### [WORK INSTRUCTIONS]
Report how many lines below contain the word "Student", and give only that number.

### [RECORDS TO PROCESS]
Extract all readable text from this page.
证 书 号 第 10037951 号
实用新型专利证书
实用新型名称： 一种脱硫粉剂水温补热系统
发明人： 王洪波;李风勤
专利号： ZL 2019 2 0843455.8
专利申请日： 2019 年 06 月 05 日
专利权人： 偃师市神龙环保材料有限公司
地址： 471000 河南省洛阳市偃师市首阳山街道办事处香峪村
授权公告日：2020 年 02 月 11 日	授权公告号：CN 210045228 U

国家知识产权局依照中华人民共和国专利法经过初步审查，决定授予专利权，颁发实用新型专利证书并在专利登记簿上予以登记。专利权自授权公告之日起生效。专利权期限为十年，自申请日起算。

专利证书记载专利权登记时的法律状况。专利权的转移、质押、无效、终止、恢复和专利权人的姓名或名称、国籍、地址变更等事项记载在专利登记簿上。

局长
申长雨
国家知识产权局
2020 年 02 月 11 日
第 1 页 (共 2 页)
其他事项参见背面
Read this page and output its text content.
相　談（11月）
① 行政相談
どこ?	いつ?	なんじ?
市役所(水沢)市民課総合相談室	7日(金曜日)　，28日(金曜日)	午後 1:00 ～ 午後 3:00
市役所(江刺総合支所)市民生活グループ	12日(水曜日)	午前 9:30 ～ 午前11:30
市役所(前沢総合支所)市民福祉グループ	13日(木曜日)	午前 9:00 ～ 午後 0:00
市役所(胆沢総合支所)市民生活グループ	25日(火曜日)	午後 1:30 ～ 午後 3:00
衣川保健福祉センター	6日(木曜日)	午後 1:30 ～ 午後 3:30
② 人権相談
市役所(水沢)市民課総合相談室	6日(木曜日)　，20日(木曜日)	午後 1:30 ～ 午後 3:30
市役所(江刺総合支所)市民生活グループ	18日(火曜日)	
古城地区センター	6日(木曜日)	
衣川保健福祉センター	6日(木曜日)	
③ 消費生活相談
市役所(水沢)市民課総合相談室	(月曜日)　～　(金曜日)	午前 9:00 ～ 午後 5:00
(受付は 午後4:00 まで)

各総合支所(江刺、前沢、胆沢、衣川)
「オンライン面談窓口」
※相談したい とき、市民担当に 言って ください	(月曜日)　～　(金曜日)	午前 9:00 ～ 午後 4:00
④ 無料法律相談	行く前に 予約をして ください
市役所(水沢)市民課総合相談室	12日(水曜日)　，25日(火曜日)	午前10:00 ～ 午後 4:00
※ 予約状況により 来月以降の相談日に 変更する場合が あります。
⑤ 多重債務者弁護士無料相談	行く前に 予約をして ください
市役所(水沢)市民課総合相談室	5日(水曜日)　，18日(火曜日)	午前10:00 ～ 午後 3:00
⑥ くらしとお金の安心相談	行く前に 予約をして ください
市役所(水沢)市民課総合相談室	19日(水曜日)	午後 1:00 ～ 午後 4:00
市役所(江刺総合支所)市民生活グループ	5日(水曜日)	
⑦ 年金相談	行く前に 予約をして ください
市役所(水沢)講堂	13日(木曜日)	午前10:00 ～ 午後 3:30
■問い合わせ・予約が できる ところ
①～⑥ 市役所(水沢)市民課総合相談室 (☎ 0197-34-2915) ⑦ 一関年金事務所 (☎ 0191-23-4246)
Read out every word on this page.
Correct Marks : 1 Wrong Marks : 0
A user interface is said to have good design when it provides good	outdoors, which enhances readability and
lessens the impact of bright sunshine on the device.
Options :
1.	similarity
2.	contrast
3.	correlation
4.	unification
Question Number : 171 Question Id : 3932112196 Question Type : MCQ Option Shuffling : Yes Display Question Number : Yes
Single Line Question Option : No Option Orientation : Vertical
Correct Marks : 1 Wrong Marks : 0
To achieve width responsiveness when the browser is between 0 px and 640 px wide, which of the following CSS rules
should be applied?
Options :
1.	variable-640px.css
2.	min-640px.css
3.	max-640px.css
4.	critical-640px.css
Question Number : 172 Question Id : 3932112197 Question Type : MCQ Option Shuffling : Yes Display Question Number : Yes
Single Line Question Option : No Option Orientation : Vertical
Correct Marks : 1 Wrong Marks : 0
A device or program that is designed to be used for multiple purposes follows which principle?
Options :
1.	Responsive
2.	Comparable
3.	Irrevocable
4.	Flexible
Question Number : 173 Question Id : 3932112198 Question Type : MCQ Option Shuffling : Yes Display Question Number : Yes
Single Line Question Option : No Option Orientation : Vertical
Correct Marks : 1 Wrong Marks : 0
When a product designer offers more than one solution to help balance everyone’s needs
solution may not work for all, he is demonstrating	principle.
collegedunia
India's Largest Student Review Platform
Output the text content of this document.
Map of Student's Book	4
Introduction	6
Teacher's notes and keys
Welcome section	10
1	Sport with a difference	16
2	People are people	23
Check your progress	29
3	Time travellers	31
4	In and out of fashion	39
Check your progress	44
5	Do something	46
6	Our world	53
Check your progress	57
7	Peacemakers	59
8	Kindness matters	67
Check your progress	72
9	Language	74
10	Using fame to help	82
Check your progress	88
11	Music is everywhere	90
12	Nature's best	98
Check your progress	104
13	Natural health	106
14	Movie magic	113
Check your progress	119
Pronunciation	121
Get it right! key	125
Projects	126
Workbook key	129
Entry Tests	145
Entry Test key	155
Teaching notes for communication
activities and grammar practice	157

### [SOLUTION TO THE PROBLEM]
2